--- begin RECORDS SUPPLIED ---

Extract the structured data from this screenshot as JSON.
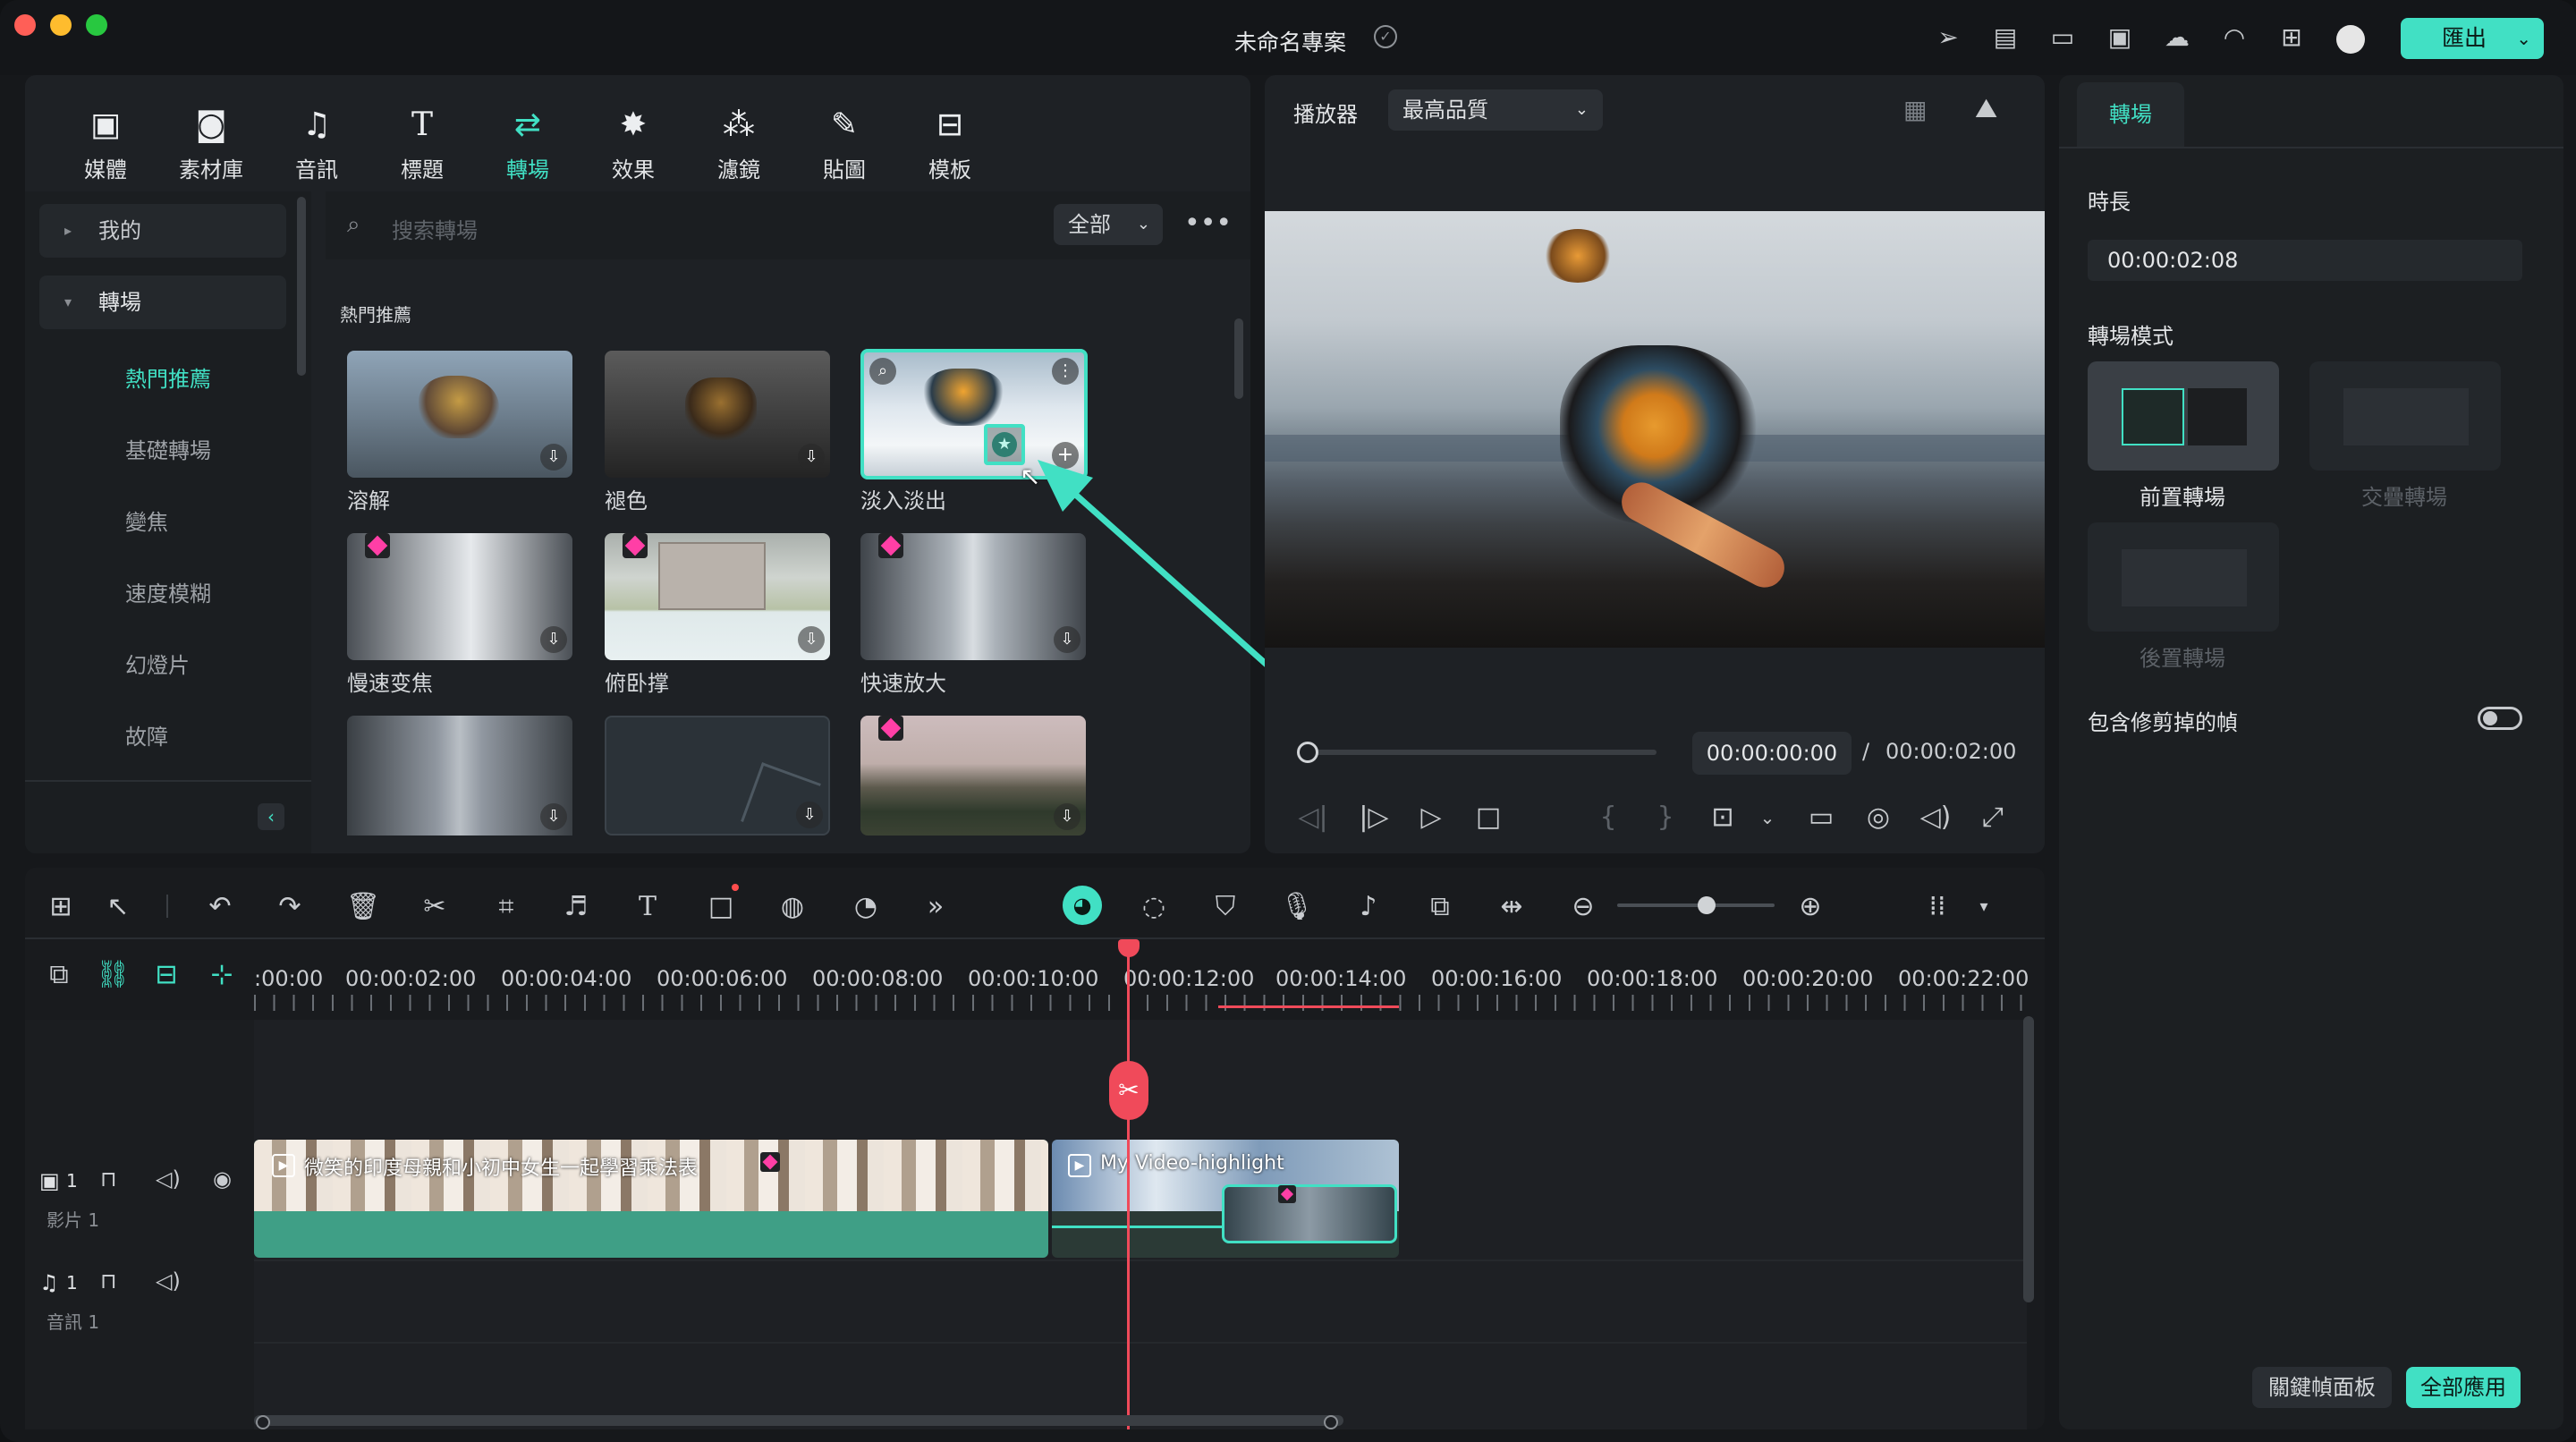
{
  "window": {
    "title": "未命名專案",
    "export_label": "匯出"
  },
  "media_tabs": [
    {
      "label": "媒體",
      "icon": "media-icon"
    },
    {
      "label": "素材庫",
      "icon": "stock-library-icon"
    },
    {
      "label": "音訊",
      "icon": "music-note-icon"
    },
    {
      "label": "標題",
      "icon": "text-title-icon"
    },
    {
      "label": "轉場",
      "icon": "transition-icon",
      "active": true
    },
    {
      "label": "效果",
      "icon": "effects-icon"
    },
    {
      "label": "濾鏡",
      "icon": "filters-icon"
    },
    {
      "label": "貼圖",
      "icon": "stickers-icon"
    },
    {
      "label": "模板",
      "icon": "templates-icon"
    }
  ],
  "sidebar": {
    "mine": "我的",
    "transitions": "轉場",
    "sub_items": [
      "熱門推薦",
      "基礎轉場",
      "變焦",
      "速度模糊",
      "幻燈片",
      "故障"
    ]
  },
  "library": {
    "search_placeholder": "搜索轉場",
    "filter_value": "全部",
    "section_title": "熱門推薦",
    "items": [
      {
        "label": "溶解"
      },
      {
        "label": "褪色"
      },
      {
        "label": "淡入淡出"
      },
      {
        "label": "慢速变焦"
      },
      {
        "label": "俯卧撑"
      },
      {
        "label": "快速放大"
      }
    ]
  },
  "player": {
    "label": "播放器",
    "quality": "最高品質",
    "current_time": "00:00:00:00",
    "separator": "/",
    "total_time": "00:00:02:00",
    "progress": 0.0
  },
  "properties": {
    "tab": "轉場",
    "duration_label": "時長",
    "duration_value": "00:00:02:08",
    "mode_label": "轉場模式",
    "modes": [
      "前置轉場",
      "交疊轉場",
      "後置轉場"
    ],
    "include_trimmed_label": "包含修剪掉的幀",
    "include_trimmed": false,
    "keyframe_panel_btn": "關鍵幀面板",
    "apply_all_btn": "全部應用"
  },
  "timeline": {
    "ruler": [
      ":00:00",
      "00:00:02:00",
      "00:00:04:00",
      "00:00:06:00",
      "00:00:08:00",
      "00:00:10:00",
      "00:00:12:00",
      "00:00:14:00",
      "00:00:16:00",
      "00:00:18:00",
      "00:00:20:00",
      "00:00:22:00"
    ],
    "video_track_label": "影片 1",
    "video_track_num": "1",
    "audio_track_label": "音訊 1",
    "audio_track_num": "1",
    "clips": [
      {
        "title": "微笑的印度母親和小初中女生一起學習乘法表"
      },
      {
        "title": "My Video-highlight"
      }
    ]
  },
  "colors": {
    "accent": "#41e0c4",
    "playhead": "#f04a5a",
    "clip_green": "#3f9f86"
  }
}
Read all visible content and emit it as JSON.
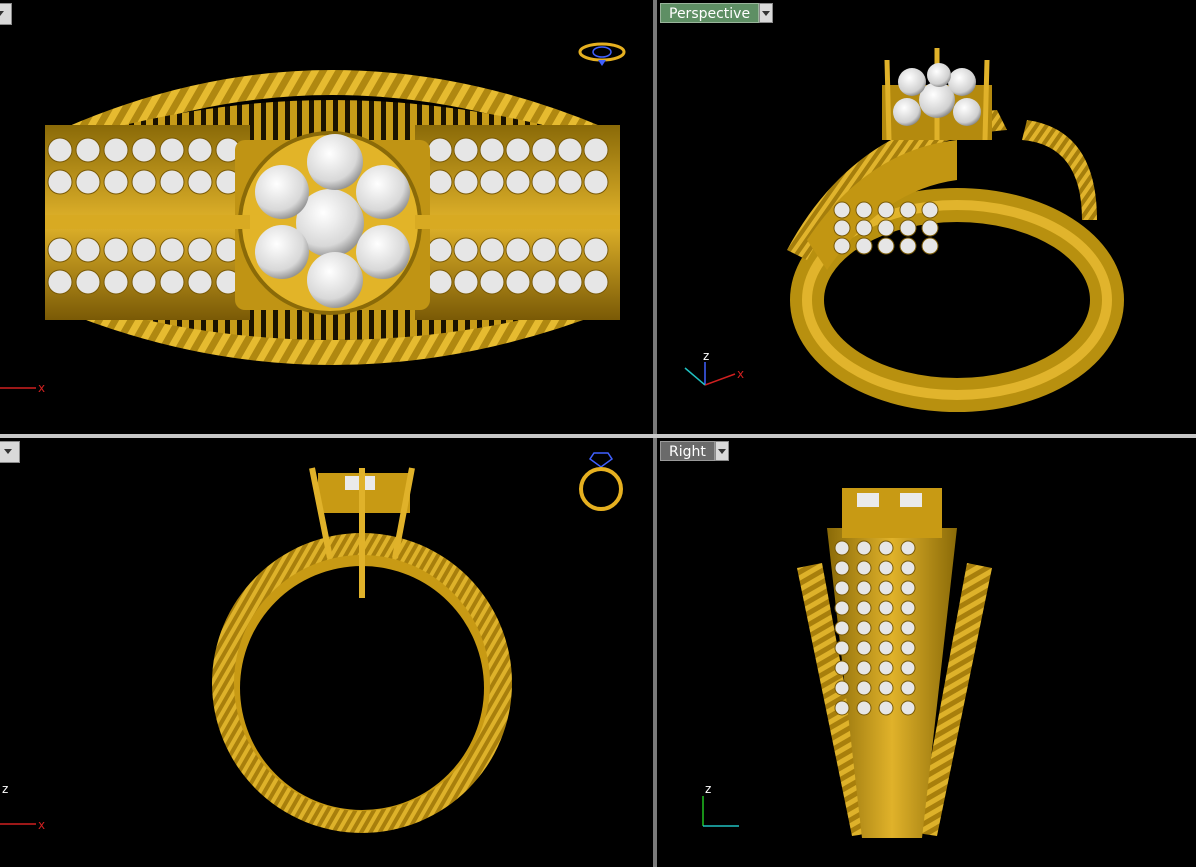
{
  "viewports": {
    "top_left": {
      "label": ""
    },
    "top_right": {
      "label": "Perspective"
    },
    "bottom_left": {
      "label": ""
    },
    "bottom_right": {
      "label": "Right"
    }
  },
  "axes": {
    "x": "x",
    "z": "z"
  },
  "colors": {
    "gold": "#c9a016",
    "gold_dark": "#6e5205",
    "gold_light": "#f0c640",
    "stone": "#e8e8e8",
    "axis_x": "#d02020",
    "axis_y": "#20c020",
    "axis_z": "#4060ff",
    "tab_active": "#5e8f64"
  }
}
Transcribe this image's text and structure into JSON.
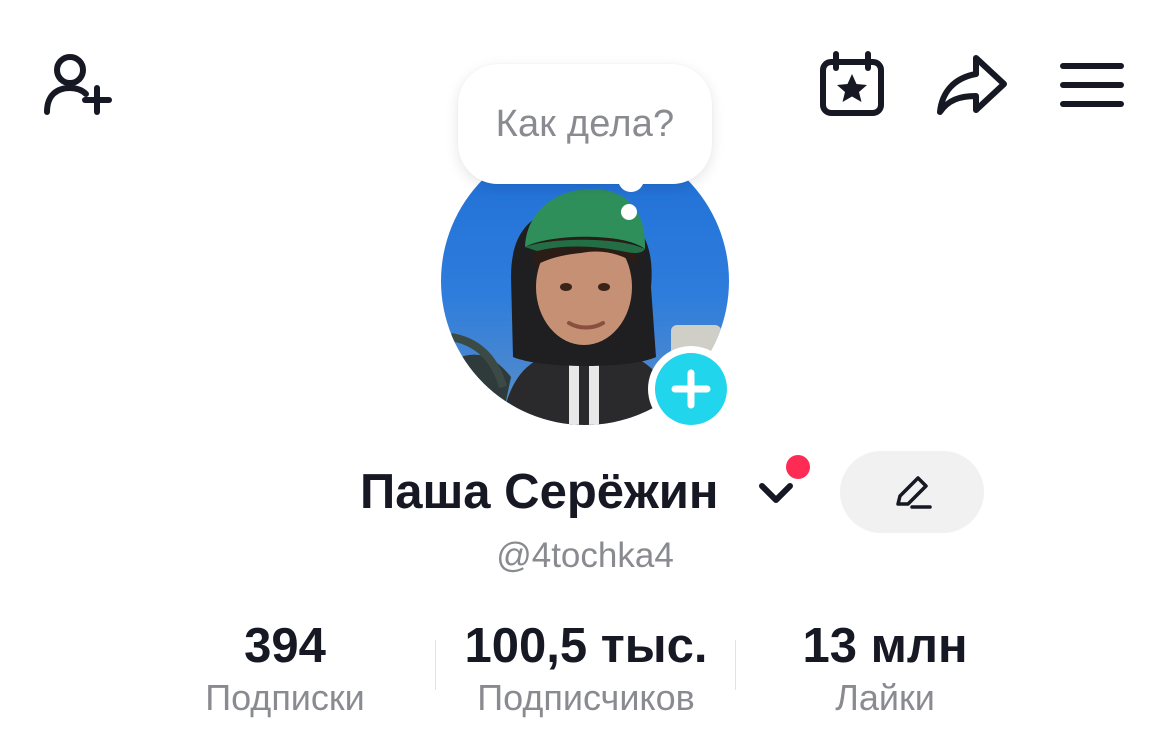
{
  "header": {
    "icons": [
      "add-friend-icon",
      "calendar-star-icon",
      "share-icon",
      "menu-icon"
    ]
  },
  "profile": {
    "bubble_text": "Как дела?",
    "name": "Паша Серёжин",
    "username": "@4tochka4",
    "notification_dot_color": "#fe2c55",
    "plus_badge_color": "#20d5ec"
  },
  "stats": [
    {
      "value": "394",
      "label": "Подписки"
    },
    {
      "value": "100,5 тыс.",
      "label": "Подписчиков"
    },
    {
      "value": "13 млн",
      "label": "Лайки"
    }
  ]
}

--- end RECORDS SUPPLIED ---

» EXERCISE INSTRUCTIONS: Word for word, quote the full listing, omitting every picture.

» EXERCISE RESPONSE:
Extract the structured data from this screenshot as JSON.
{
  "window": {
    "title": "未命名專案",
    "export_label": "匯出"
  },
  "media_tabs": [
    {
      "label": "媒體",
      "icon": "media-icon"
    },
    {
      "label": "素材庫",
      "icon": "stock-library-icon"
    },
    {
      "label": "音訊",
      "icon": "music-note-icon"
    },
    {
      "label": "標題",
      "icon": "text-title-icon"
    },
    {
      "label": "轉場",
      "icon": "transition-icon",
      "active": true
    },
    {
      "label": "效果",
      "icon": "effects-icon"
    },
    {
      "label": "濾鏡",
      "icon": "filters-icon"
    },
    {
      "label": "貼圖",
      "icon": "stickers-icon"
    },
    {
      "label": "模板",
      "icon": "templates-icon"
    }
  ],
  "sidebar": {
    "mine": "我的",
    "transitions": "轉場",
    "sub_items": [
      "熱門推薦",
      "基礎轉場",
      "變焦",
      "速度模糊",
      "幻燈片",
      "故障"
    ]
  },
  "library": {
    "search_placeholder": "搜索轉場",
    "filter_value": "全部",
    "section_title": "熱門推薦",
    "items": [
      {
        "label": "溶解"
      },
      {
        "label": "褪色"
      },
      {
        "label": "淡入淡出"
      },
      {
        "label": "慢速变焦"
      },
      {
        "label": "俯卧撑"
      },
      {
        "label": "快速放大"
      }
    ]
  },
  "player": {
    "label": "播放器",
    "quality": "最高品質",
    "current_time": "00:00:00:00",
    "separator": "/",
    "total_time": "00:00:02:00",
    "progress": 0.0
  },
  "properties": {
    "tab": "轉場",
    "duration_label": "時長",
    "duration_value": "00:00:02:08",
    "mode_label": "轉場模式",
    "modes": [
      "前置轉場",
      "交疊轉場",
      "後置轉場"
    ],
    "include_trimmed_label": "包含修剪掉的幀",
    "include_trimmed": false,
    "keyframe_panel_btn": "關鍵幀面板",
    "apply_all_btn": "全部應用"
  },
  "timeline": {
    "ruler": [
      ":00:00",
      "00:00:02:00",
      "00:00:04:00",
      "00:00:06:00",
      "00:00:08:00",
      "00:00:10:00",
      "00:00:12:00",
      "00:00:14:00",
      "00:00:16:00",
      "00:00:18:00",
      "00:00:20:00",
      "00:00:22:00"
    ],
    "video_track_label": "影片 1",
    "video_track_num": "1",
    "audio_track_label": "音訊 1",
    "audio_track_num": "1",
    "clips": [
      {
        "title": "微笑的印度母親和小初中女生一起學習乘法表"
      },
      {
        "title": "My Video-highlight"
      }
    ]
  },
  "colors": {
    "accent": "#41e0c4",
    "playhead": "#f04a5a",
    "clip_green": "#3f9f86"
  }
}
Read all visible content and emit it as JSON.
{
  "viewports": {
    "top_left": {
      "label": ""
    },
    "top_right": {
      "label": "Perspective"
    },
    "bottom_left": {
      "label": ""
    },
    "bottom_right": {
      "label": "Right"
    }
  },
  "axes": {
    "x": "x",
    "z": "z"
  },
  "colors": {
    "gold": "#c9a016",
    "gold_dark": "#6e5205",
    "gold_light": "#f0c640",
    "stone": "#e8e8e8",
    "axis_x": "#d02020",
    "axis_y": "#20c020",
    "axis_z": "#4060ff",
    "tab_active": "#5e8f64"
  }
}
Transcribe this image's text and structure into JSON.
{
  "header": {
    "icons": [
      "add-friend-icon",
      "calendar-star-icon",
      "share-icon",
      "menu-icon"
    ]
  },
  "profile": {
    "bubble_text": "Как дела?",
    "name": "Паша Серёжин",
    "username": "@4tochka4",
    "notification_dot_color": "#fe2c55",
    "plus_badge_color": "#20d5ec"
  },
  "stats": [
    {
      "value": "394",
      "label": "Подписки"
    },
    {
      "value": "100,5 тыс.",
      "label": "Подписчиков"
    },
    {
      "value": "13 млн",
      "label": "Лайки"
    }
  ]
}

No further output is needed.